AIM OF THE EXERCISE => Every line of the material that follows must be printed again exactly.

DATA =>
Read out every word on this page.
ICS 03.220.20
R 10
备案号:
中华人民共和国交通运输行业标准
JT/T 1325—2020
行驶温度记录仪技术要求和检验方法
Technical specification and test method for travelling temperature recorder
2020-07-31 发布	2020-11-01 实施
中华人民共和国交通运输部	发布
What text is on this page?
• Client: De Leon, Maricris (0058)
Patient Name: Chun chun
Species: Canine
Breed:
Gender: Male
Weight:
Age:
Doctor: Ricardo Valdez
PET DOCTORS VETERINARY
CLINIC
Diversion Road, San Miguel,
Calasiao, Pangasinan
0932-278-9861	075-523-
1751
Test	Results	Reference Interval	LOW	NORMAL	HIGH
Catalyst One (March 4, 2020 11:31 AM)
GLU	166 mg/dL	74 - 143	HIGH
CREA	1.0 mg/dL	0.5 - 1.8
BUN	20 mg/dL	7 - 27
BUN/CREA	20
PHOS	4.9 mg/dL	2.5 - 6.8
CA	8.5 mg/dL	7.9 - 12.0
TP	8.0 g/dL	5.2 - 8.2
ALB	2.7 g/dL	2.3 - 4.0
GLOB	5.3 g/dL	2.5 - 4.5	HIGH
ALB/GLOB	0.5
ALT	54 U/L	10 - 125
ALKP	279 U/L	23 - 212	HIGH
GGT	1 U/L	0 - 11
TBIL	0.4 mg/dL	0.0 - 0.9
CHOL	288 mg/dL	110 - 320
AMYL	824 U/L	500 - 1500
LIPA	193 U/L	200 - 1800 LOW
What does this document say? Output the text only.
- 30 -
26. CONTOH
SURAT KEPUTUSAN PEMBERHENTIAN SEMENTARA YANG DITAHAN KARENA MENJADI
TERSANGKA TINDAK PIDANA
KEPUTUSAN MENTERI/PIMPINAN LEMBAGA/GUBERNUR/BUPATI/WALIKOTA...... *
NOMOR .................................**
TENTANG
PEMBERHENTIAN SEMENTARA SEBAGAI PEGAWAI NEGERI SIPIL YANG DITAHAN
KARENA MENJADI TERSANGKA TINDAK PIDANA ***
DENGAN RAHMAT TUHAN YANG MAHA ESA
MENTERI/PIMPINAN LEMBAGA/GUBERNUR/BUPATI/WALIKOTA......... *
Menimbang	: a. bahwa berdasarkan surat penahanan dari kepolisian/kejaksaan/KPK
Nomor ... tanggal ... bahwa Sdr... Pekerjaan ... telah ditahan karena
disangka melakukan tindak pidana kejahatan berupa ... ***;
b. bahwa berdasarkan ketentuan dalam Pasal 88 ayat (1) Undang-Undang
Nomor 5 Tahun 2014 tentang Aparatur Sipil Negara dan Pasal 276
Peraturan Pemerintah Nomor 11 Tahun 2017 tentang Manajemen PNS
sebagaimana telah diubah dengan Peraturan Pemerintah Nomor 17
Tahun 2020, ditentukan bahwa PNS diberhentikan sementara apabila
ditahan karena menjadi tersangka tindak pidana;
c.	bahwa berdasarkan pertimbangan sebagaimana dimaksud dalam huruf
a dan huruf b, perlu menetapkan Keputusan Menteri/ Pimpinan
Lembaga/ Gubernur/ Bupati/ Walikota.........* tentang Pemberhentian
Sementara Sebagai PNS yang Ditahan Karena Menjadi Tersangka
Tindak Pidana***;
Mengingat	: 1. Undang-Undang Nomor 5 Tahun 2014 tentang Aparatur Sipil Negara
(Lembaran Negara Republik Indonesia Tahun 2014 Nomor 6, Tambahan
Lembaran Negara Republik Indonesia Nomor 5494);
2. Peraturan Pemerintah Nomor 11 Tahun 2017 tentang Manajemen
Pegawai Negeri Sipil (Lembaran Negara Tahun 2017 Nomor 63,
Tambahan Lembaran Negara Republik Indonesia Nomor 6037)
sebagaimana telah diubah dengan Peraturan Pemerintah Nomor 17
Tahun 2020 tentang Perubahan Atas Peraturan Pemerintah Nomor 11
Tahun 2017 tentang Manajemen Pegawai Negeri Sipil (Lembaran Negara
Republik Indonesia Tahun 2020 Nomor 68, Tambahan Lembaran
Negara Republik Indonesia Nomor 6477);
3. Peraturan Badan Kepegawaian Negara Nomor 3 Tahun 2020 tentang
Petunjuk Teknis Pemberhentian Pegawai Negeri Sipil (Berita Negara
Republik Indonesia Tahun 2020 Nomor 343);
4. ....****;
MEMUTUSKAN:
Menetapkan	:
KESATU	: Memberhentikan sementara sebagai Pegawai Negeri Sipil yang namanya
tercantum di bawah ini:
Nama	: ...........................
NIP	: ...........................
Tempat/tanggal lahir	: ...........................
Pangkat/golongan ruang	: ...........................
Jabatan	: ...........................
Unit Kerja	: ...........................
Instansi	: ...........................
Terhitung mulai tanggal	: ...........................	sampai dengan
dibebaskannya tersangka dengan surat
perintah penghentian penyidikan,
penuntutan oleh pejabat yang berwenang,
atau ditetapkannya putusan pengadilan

WRITTEN ANSWER =>
Read out every word on this page.
ICS 03.220.20
R 10
备案号:
中华人民共和国交通运输行业标准
JT/T 1325—2020
行驶温度记录仪技术要求和检验方法
Technical specification and test method for travelling temperature recorder
2020-07-31 发布	2020-11-01 实施
中华人民共和国交通运输部	发布
What text is on this page?
• Client: De Leon, Maricris (0058)
Patient Name: Chun chun
Species: Canine
Breed:
Gender: Male
Weight:
Age:
Doctor: Ricardo Valdez
PET DOCTORS VETERINARY
CLINIC
Diversion Road, San Miguel,
Calasiao, Pangasinan
0932-278-9861	075-523-
1751
Test	Results	Reference Interval	LOW	NORMAL	HIGH
Catalyst One (March 4, 2020 11:31 AM)
GLU	166 mg/dL	74 - 143	HIGH
CREA	1.0 mg/dL	0.5 - 1.8
BUN	20 mg/dL	7 - 27
BUN/CREA	20
PHOS	4.9 mg/dL	2.5 - 6.8
CA	8.5 mg/dL	7.9 - 12.0
TP	8.0 g/dL	5.2 - 8.2
ALB	2.7 g/dL	2.3 - 4.0
GLOB	5.3 g/dL	2.5 - 4.5	HIGH
ALB/GLOB	0.5
ALT	54 U/L	10 - 125
ALKP	279 U/L	23 - 212	HIGH
GGT	1 U/L	0 - 11
TBIL	0.4 mg/dL	0.0 - 0.9
CHOL	288 mg/dL	110 - 320
AMYL	824 U/L	500 - 1500
LIPA	193 U/L	200 - 1800 LOW
What does this document say? Output the text only.
- 30 -
26. CONTOH
SURAT KEPUTUSAN PEMBERHENTIAN SEMENTARA YANG DITAHAN KARENA MENJADI
TERSANGKA TINDAK PIDANA
KEPUTUSAN MENTERI/PIMPINAN LEMBAGA/GUBERNUR/BUPATI/WALIKOTA...... *
NOMOR .................................**
TENTANG
PEMBERHENTIAN SEMENTARA SEBAGAI PEGAWAI NEGERI SIPIL YANG DITAHAN
KARENA MENJADI TERSANGKA TINDAK PIDANA ***
DENGAN RAHMAT TUHAN YANG MAHA ESA
MENTERI/PIMPINAN LEMBAGA/GUBERNUR/BUPATI/WALIKOTA......... *
Menimbang	: a. bahwa berdasarkan surat penahanan dari kepolisian/kejaksaan/KPK
Nomor ... tanggal ... bahwa Sdr... Pekerjaan ... telah ditahan karena
disangka melakukan tindak pidana kejahatan berupa ... ***;
b. bahwa berdasarkan ketentuan dalam Pasal 88 ayat (1) Undang-Undang
Nomor 5 Tahun 2014 tentang Aparatur Sipil Negara dan Pasal 276
Peraturan Pemerintah Nomor 11 Tahun 2017 tentang Manajemen PNS
sebagaimana telah diubah dengan Peraturan Pemerintah Nomor 17
Tahun 2020, ditentukan bahwa PNS diberhentikan sementara apabila
ditahan karena menjadi tersangka tindak pidana;
c.	bahwa berdasarkan pertimbangan sebagaimana dimaksud dalam huruf
a dan huruf b, perlu menetapkan Keputusan Menteri/ Pimpinan
Lembaga/ Gubernur/ Bupati/ Walikota.........* tentang Pemberhentian
Sementara Sebagai PNS yang Ditahan Karena Menjadi Tersangka
Tindak Pidana***;
Mengingat	: 1. Undang-Undang Nomor 5 Tahun 2014 tentang Aparatur Sipil Negara
(Lembaran Negara Republik Indonesia Tahun 2014 Nomor 6, Tambahan
Lembaran Negara Republik Indonesia Nomor 5494);
2. Peraturan Pemerintah Nomor 11 Tahun 2017 tentang Manajemen
Pegawai Negeri Sipil (Lembaran Negara Tahun 2017 Nomor 63,
Tambahan Lembaran Negara Republik Indonesia Nomor 6037)
sebagaimana telah diubah dengan Peraturan Pemerintah Nomor 17
Tahun 2020 tentang Perubahan Atas Peraturan Pemerintah Nomor 11
Tahun 2017 tentang Manajemen Pegawai Negeri Sipil (Lembaran Negara
Republik Indonesia Tahun 2020 Nomor 68, Tambahan Lembaran
Negara Republik Indonesia Nomor 6477);
3. Peraturan Badan Kepegawaian Negara Nomor 3 Tahun 2020 tentang
Petunjuk Teknis Pemberhentian Pegawai Negeri Sipil (Berita Negara
Republik Indonesia Tahun 2020 Nomor 343);
4. ....****;
MEMUTUSKAN:
Menetapkan	:
KESATU	: Memberhentikan sementara sebagai Pegawai Negeri Sipil yang namanya
tercantum di bawah ini:
Nama	: ...........................
NIP	: ...........................
Tempat/tanggal lahir	: ...........................
Pangkat/golongan ruang	: ...........................
Jabatan	: ...........................
Unit Kerja	: ...........................
Instansi	: ...........................
Terhitung mulai tanggal	: ...........................	sampai dengan
dibebaskannya tersangka dengan surat
perintah penghentian penyidikan,
penuntutan oleh pejabat yang berwenang,
atau ditetapkannya putusan pengadilan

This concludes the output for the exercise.